源文档:
· · · · ·

CERT_EXPIRY: "438000h"

# kubeconfig 配置参数
CLUSTER_NAME: "cluster1"
CONTEXT_NAME: "context-{{ CLUSTER_NAME }}"

# k8s version
K8S_VER: "1.24.2"

############################
# role:etcd
############################
# 设置不同的wal目录,可以避免磁盘io竞争,提高性能
ETCD_DATA_DIR: "/var/lib/etcd"
ETCD_WAL_DIR: ""


############################
# role:runtime [containerd,docker]
############################
# ------------------------------------------- containerd
# [.]启用容器仓库镜像
ENABLE_MIRROR_REGISTRY: true

# [containerd]基础容器镜像,建议将此镜像上传到本地harbor仓库
SANDBOX_IMAGE: "easzlab.io.local:5000/easzlab/pause:3.7"
#SANDBOX_IMAGE: "reg.zhangjw.com/baseimages/pause:3.7"

· · · · ·

条目:
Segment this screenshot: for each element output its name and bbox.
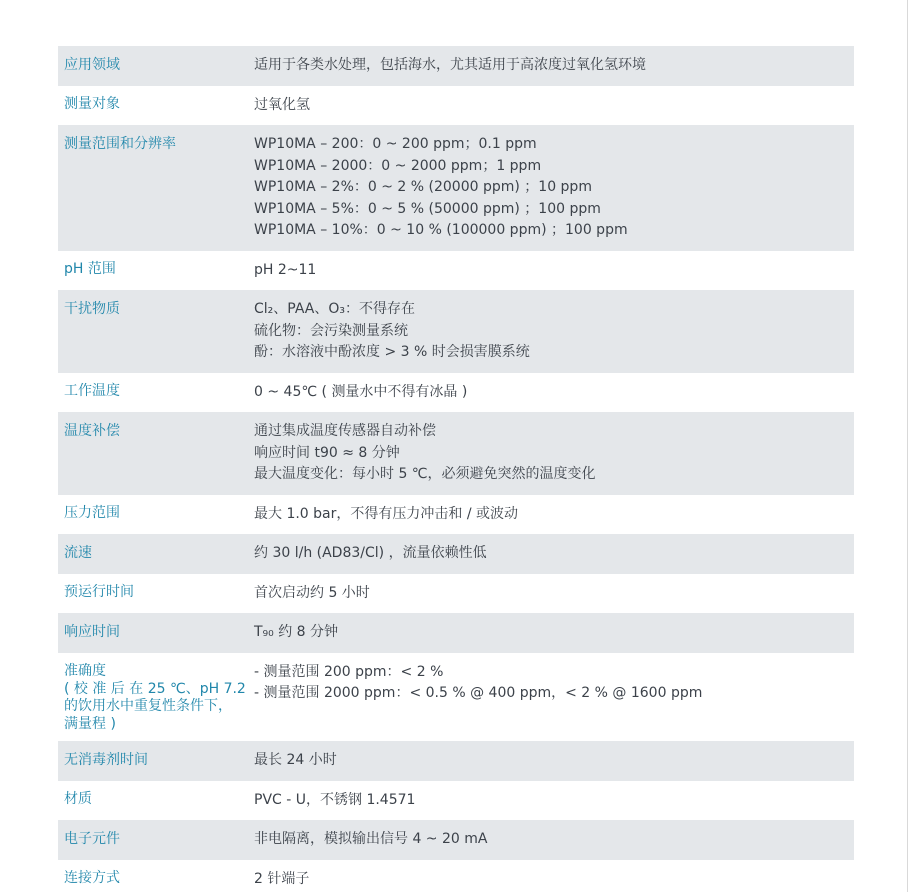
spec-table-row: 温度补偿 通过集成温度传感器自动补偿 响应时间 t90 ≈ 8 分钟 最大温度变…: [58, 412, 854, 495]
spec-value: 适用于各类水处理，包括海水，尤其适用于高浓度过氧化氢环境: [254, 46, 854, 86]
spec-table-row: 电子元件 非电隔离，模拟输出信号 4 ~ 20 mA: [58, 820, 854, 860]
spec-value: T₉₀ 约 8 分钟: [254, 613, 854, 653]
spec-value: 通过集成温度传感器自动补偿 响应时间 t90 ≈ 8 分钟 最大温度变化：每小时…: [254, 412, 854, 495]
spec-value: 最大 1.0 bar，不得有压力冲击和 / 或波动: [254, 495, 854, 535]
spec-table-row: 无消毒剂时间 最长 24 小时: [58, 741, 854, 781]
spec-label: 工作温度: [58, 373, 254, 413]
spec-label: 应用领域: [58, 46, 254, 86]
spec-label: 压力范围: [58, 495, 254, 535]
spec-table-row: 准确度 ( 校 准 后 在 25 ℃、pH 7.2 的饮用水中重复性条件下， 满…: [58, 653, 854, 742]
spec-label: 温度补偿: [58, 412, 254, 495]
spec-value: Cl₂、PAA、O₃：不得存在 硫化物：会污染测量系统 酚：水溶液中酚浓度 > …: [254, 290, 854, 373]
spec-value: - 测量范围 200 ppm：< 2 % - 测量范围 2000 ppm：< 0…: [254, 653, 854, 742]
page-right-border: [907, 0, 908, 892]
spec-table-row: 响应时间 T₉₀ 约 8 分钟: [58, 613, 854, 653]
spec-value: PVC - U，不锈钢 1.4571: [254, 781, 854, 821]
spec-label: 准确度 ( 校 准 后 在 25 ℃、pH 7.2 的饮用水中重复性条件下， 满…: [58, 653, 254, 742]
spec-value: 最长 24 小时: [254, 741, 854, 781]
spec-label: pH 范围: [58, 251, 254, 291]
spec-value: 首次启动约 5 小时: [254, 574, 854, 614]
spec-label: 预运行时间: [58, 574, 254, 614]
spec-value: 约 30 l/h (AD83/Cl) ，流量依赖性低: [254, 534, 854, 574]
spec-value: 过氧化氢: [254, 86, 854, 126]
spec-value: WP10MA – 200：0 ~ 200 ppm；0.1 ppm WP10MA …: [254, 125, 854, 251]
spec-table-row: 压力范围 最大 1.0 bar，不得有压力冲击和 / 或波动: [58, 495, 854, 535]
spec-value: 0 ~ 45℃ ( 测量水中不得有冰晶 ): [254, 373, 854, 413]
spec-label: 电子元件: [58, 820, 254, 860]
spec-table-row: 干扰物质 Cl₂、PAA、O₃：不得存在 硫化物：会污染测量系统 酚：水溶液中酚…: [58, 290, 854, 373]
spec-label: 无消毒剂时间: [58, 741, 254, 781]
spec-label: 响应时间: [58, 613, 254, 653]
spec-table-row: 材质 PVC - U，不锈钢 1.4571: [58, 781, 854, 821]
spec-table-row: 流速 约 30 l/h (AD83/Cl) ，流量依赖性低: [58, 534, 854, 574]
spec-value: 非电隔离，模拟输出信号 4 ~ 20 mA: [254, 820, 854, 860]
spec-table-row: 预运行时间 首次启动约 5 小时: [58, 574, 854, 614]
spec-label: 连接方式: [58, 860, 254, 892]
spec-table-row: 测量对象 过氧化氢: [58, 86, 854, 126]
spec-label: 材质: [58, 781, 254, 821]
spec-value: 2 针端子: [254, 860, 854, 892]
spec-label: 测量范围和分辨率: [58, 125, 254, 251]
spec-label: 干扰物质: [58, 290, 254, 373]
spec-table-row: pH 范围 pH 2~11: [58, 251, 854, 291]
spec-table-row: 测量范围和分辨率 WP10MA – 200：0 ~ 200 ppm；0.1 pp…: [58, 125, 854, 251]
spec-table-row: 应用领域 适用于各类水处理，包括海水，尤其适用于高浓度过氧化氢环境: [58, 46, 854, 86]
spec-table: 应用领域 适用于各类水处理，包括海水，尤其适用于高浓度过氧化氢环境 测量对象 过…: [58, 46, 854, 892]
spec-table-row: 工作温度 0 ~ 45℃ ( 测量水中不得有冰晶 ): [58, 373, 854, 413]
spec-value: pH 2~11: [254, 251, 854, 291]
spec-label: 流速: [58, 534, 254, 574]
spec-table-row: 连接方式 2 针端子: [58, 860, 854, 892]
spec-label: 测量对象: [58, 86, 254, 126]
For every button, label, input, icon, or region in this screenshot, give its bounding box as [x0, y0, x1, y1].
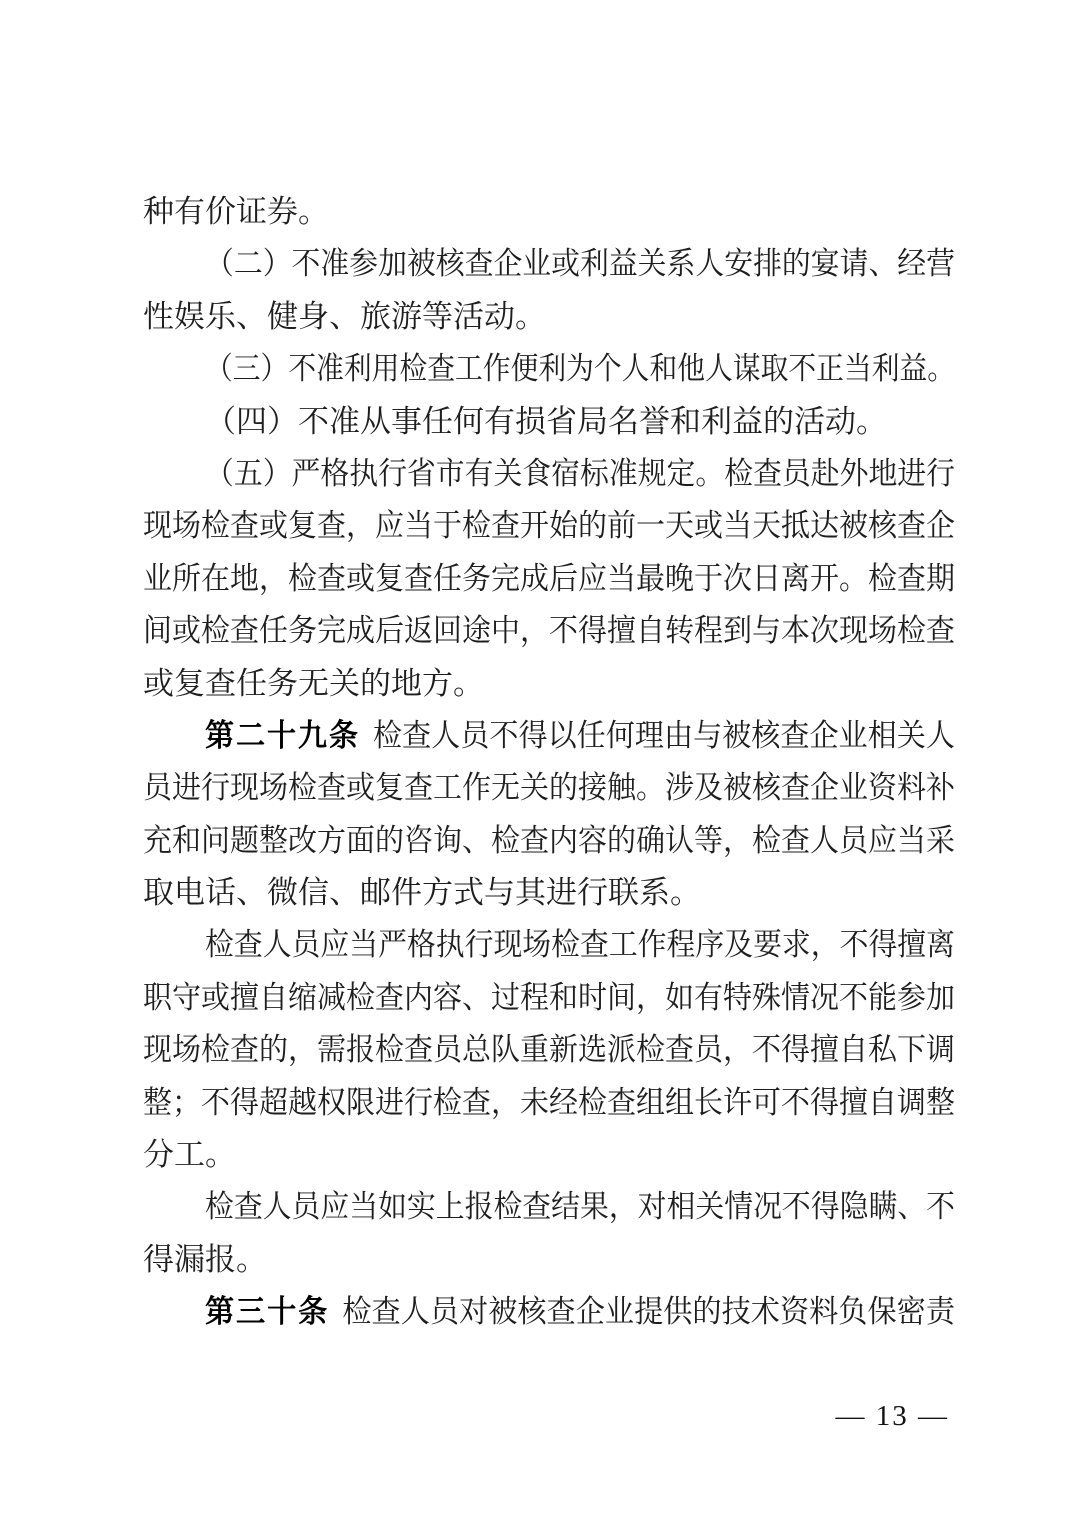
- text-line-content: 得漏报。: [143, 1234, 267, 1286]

· · · · ·

任务清单:
A. 在源文档中，K8S_VER 被设置为哪个版本号？
B. 请把条目中从包含“spec-table-row: 温度补偿 通过集成温度传感器自动补偿”的那一行起，一直到包含“spec-table-row: pH 范围”的那一行为止的全部内容逐行照抄出来，首尾两行都包括在内。
源文档与条目是彼此独立的两份材料。

逐题解答:
A. 1.24.2

B.
spec-table-row: 温度补偿 通过集成温度传感器自动补偿 响应时间 t90 ≈ 8 分钟 最大温度变…: [58, 412, 854, 495]
spec-value: 适用于各类水处理，包括海水，尤其适用于高浓度过氧化氢环境: [254, 46, 854, 86]
spec-table-row: 电子元件 非电隔离，模拟输出信号 4 ~ 20 mA: [58, 820, 854, 860]
spec-value: T₉₀ 约 8 分钟: [254, 613, 854, 653]
spec-value: 通过集成温度传感器自动补偿 响应时间 t90 ≈ 8 分钟 最大温度变化：每小时…: [254, 412, 854, 495]
spec-value: 最大 1.0 bar，不得有压力冲击和 / 或波动: [254, 495, 854, 535]
spec-table-row: 无消毒剂时间 最长 24 小时: [58, 741, 854, 781]
spec-label: 工作温度: [58, 373, 254, 413]
spec-label: 应用领域: [58, 46, 254, 86]
spec-label: 压力范围: [58, 495, 254, 535]
spec-table-row: 准确度 ( 校 准 后 在 25 ℃、pH 7.2 的饮用水中重复性条件下， 满…: [58, 653, 854, 742]
spec-label: 温度补偿: [58, 412, 254, 495]
spec-value: Cl₂、PAA、O₃：不得存在 硫化物：会污染测量系统 酚：水溶液中酚浓度 > …: [254, 290, 854, 373]
spec-value: - 测量范围 200 ppm：< 2 % - 测量范围 2000 ppm：< 0…: [254, 653, 854, 742]
page-right-border: [907, 0, 908, 892]
spec-table-row: 响应时间 T₉₀ 约 8 分钟: [58, 613, 854, 653]
spec-value: PVC - U，不锈钢 1.4571: [254, 781, 854, 821]
spec-label: 准确度 ( 校 准 后 在 25 ℃、pH 7.2 的饮用水中重复性条件下， 满…: [58, 653, 254, 742]
spec-value: 最长 24 小时: [254, 741, 854, 781]
spec-label: pH 范围: [58, 251, 254, 291]
spec-value: 首次启动约 5 小时: [254, 574, 854, 614]
spec-label: 预运行时间: [58, 574, 254, 614]
spec-value: 约 30 l/h (AD83/Cl) ，流量依赖性低: [254, 534, 854, 574]
spec-value: 过氧化氢: [254, 86, 854, 126]
spec-value: WP10MA – 200：0 ~ 200 ppm；0.1 ppm WP10MA …: [254, 125, 854, 251]
spec-table-row: 压力范围 最大 1.0 bar，不得有压力冲击和 / 或波动: [58, 495, 854, 535]
spec-value: 0 ~ 45℃ ( 测量水中不得有冰晶 ): [254, 373, 854, 413]
spec-label: 电子元件: [58, 820, 254, 860]
spec-table-row: 干扰物质 Cl₂、PAA、O₃：不得存在 硫化物：会污染测量系统 酚：水溶液中酚…: [58, 290, 854, 373]
spec-label: 无消毒剂时间: [58, 741, 254, 781]
spec-label: 响应时间: [58, 613, 254, 653]
spec-table-row: 材质 PVC - U，不锈钢 1.4571: [58, 781, 854, 821]
spec-table-row: 流速 约 30 l/h (AD83/Cl) ，流量依赖性低: [58, 534, 854, 574]
spec-value: 非电隔离，模拟输出信号 4 ~ 20 mA: [254, 820, 854, 860]
spec-table-row: 预运行时间 首次启动约 5 小时: [58, 574, 854, 614]
spec-label: 连接方式: [58, 860, 254, 892]
spec-table-row: 测量对象 过氧化氢: [58, 86, 854, 126]
spec-label: 材质: [58, 781, 254, 821]
spec-value: 2 针端子: [254, 860, 854, 892]
spec-label: 测量范围和分辨率: [58, 125, 254, 251]
spec-label: 干扰物质: [58, 290, 254, 373]
spec-table-row: pH 范围 pH 2~11: [58, 251, 854, 291]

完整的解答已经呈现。